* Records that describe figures
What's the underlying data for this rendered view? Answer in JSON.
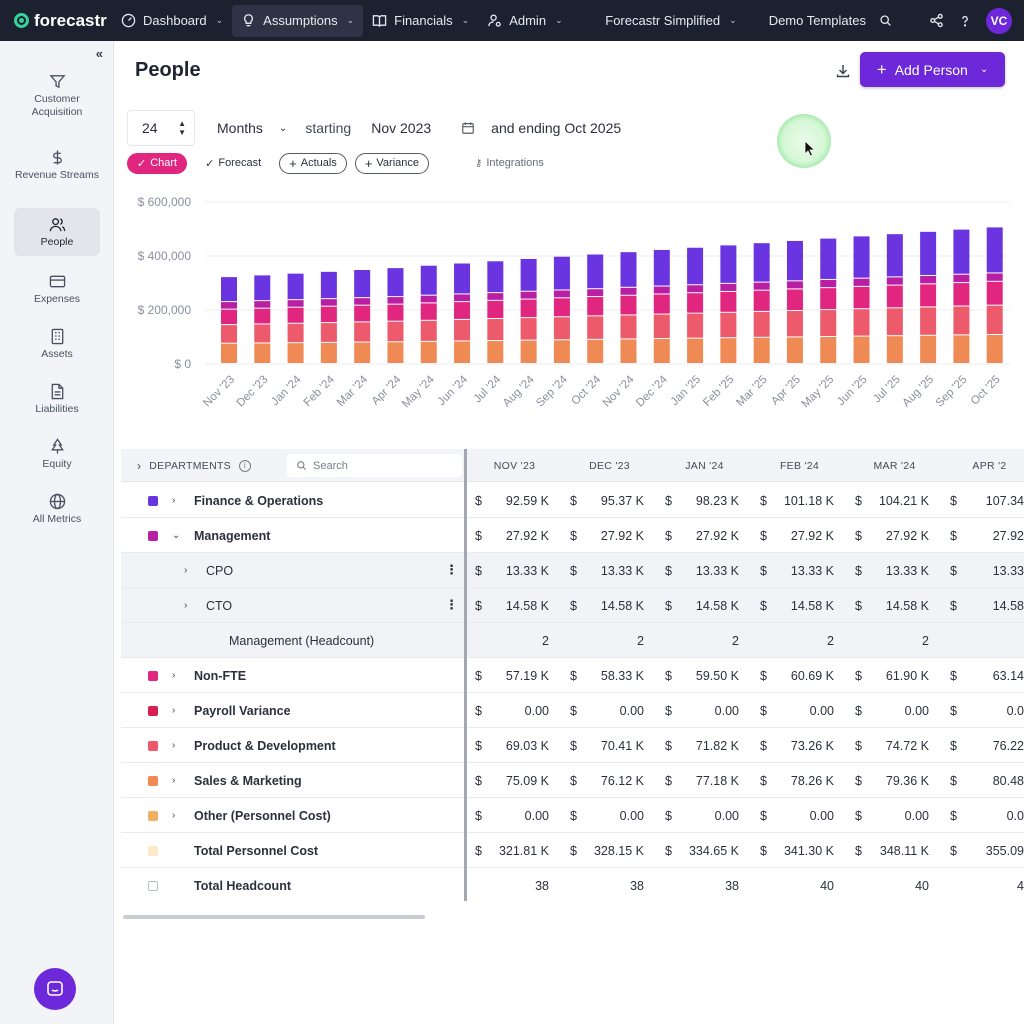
{
  "topbar": {
    "logo": "forecastr",
    "nav": [
      {
        "label": "Dashboard"
      },
      {
        "label": "Assumptions"
      },
      {
        "label": "Financials"
      },
      {
        "label": "Admin"
      }
    ],
    "model": "Forecastr Simplified",
    "templates": "Demo Templates",
    "avatar": "VC"
  },
  "sidebar": {
    "items": [
      {
        "label": "Customer Acquisition",
        "icon": "funnel-icon"
      },
      {
        "label": "Revenue Streams",
        "icon": "dollar-icon"
      },
      {
        "label": "People",
        "icon": "people-icon"
      },
      {
        "label": "Expenses",
        "icon": "card-icon"
      },
      {
        "label": "Assets",
        "icon": "building-icon"
      },
      {
        "label": "Liabilities",
        "icon": "document-icon"
      },
      {
        "label": "Equity",
        "icon": "tree-icon"
      },
      {
        "label": "All Metrics",
        "icon": "globe-icon"
      }
    ]
  },
  "page": {
    "title": "People",
    "add_button": "Add Person"
  },
  "period": {
    "count": "24",
    "unit": "Months",
    "starting_label": "starting",
    "start": "Nov 2023",
    "ending_label": "and ending Oct 2025"
  },
  "toggles": {
    "chart": "Chart",
    "forecast": "Forecast",
    "actuals": "Actuals",
    "variance": "Variance",
    "integrations": "Integrations"
  },
  "chart_data": {
    "type": "bar",
    "stacked": true,
    "ytick_labels": [
      "$ 600,000",
      "$ 400,000",
      "$ 200,000",
      "$ 0"
    ],
    "ylim": [
      0,
      600000
    ],
    "categories": [
      "Nov '23",
      "Dec '23",
      "Jan '24",
      "Feb '24",
      "Mar '24",
      "Apr '24",
      "May '24",
      "Jun '24",
      "Jul '24",
      "Aug '24",
      "Sep '24",
      "Oct '24",
      "Nov '24",
      "Dec '24",
      "Jan '25",
      "Feb '25",
      "Mar '25",
      "Apr '25",
      "May '25",
      "Jun '25",
      "Jul '25",
      "Aug '25",
      "Sep '25",
      "Oct '25"
    ],
    "series": [
      {
        "color": "#f08a55",
        "values": [
          75090,
          76120,
          77180,
          78260,
          79360,
          80480,
          82000,
          83500,
          85000,
          86500,
          88000,
          89500,
          91000,
          92500,
          94000,
          95500,
          97000,
          98500,
          100000,
          101500,
          103000,
          104500,
          106000,
          107500
        ]
      },
      {
        "color": "#ec5a6c",
        "values": [
          69030,
          70410,
          71820,
          73260,
          74720,
          76220,
          78000,
          79800,
          81600,
          83400,
          85200,
          87000,
          88800,
          90600,
          92400,
          94200,
          96000,
          97800,
          99600,
          101400,
          103200,
          105000,
          106800,
          108600
        ]
      },
      {
        "color": "#e0267e",
        "values": [
          57190,
          58330,
          59500,
          60690,
          61900,
          63140,
          64500,
          65900,
          67300,
          68700,
          70100,
          71500,
          72900,
          74300,
          75700,
          77100,
          78500,
          79900,
          81300,
          82700,
          84100,
          85500,
          86900,
          88300
        ]
      },
      {
        "color": "#b81fa3",
        "values": [
          27920,
          27920,
          27920,
          27920,
          27920,
          27920,
          28500,
          28500,
          28500,
          29000,
          29000,
          29000,
          29500,
          29500,
          29500,
          30000,
          30000,
          30000,
          30500,
          30500,
          30500,
          31000,
          31000,
          31000
        ]
      },
      {
        "color": "#6a34e0",
        "values": [
          92590,
          95370,
          98230,
          101180,
          104210,
          107340,
          111000,
          114500,
          118000,
          121500,
          125000,
          128500,
          132000,
          135500,
          139000,
          142500,
          146000,
          149500,
          153000,
          156500,
          160000,
          163500,
          167000,
          170500
        ]
      }
    ]
  },
  "table": {
    "header": {
      "departments": "DEPARTMENTS",
      "search_placeholder": "Search"
    },
    "months": [
      "NOV '23",
      "DEC '23",
      "JAN '24",
      "FEB '24",
      "MAR '24",
      "APR '2"
    ],
    "rows": [
      {
        "name": "Finance & Operations",
        "color": "#6a34e0",
        "caret": "›",
        "level": 0,
        "cells": [
          "92.59 K",
          "95.37 K",
          "98.23 K",
          "101.18 K",
          "104.21 K",
          "107.34"
        ],
        "currency": true
      },
      {
        "name": "Management",
        "color": "#b81fa3",
        "caret": "⌄",
        "level": 0,
        "cells": [
          "27.92 K",
          "27.92 K",
          "27.92 K",
          "27.92 K",
          "27.92 K",
          "27.92"
        ],
        "currency": true
      },
      {
        "name": "CPO",
        "color": "",
        "caret": "›",
        "level": 1,
        "kebab": true,
        "cells": [
          "13.33 K",
          "13.33 K",
          "13.33 K",
          "13.33 K",
          "13.33 K",
          "13.33"
        ],
        "currency": true
      },
      {
        "name": "CTO",
        "color": "",
        "caret": "›",
        "level": 1,
        "kebab": true,
        "cells": [
          "14.58 K",
          "14.58 K",
          "14.58 K",
          "14.58 K",
          "14.58 K",
          "14.58"
        ],
        "currency": true
      },
      {
        "name": "Management (Headcount)",
        "color": "",
        "caret": "",
        "level": 2,
        "cells": [
          "2",
          "2",
          "2",
          "2",
          "2",
          ""
        ],
        "currency": false
      },
      {
        "name": "Non-FTE",
        "color": "#e0267e",
        "caret": "›",
        "level": 0,
        "cells": [
          "57.19 K",
          "58.33 K",
          "59.50 K",
          "60.69 K",
          "61.90 K",
          "63.14"
        ],
        "currency": true
      },
      {
        "name": "Payroll Variance",
        "color": "#d81e52",
        "caret": "›",
        "level": 0,
        "cells": [
          "0.00",
          "0.00",
          "0.00",
          "0.00",
          "0.00",
          "0.0"
        ],
        "currency": true
      },
      {
        "name": "Product & Development",
        "color": "#ec5a6c",
        "caret": "›",
        "level": 0,
        "cells": [
          "69.03 K",
          "70.41 K",
          "71.82 K",
          "73.26 K",
          "74.72 K",
          "76.22"
        ],
        "currency": true
      },
      {
        "name": "Sales & Marketing",
        "color": "#f08a55",
        "caret": "›",
        "level": 0,
        "cells": [
          "75.09 K",
          "76.12 K",
          "77.18 K",
          "78.26 K",
          "79.36 K",
          "80.48"
        ],
        "currency": true
      },
      {
        "name": "Other (Personnel Cost)",
        "color": "#f4b060",
        "caret": "›",
        "level": 0,
        "cells": [
          "0.00",
          "0.00",
          "0.00",
          "0.00",
          "0.00",
          "0.0"
        ],
        "currency": true
      },
      {
        "name": "Total Personnel Cost",
        "color": "#fde9c8",
        "caret": "",
        "level": 0,
        "cells": [
          "321.81 K",
          "328.15 K",
          "334.65 K",
          "341.30 K",
          "348.11 K",
          "355.09"
        ],
        "currency": true
      },
      {
        "name": "Total Headcount",
        "color": "outline",
        "caret": "",
        "level": 0,
        "cells": [
          "38",
          "38",
          "38",
          "40",
          "40",
          "4"
        ],
        "currency": false
      }
    ]
  },
  "currency_symbol": "$",
  "colors": {
    "accent": "#6d28d9",
    "topbar": "#1c2130",
    "chart_toggle": "#e0267e"
  }
}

* Required task
Search the lines above for the string "Cost", then show every one that has it.

* Written solution
        "name": "Other (Personnel Cost)",
        "name": "Total Personnel Cost",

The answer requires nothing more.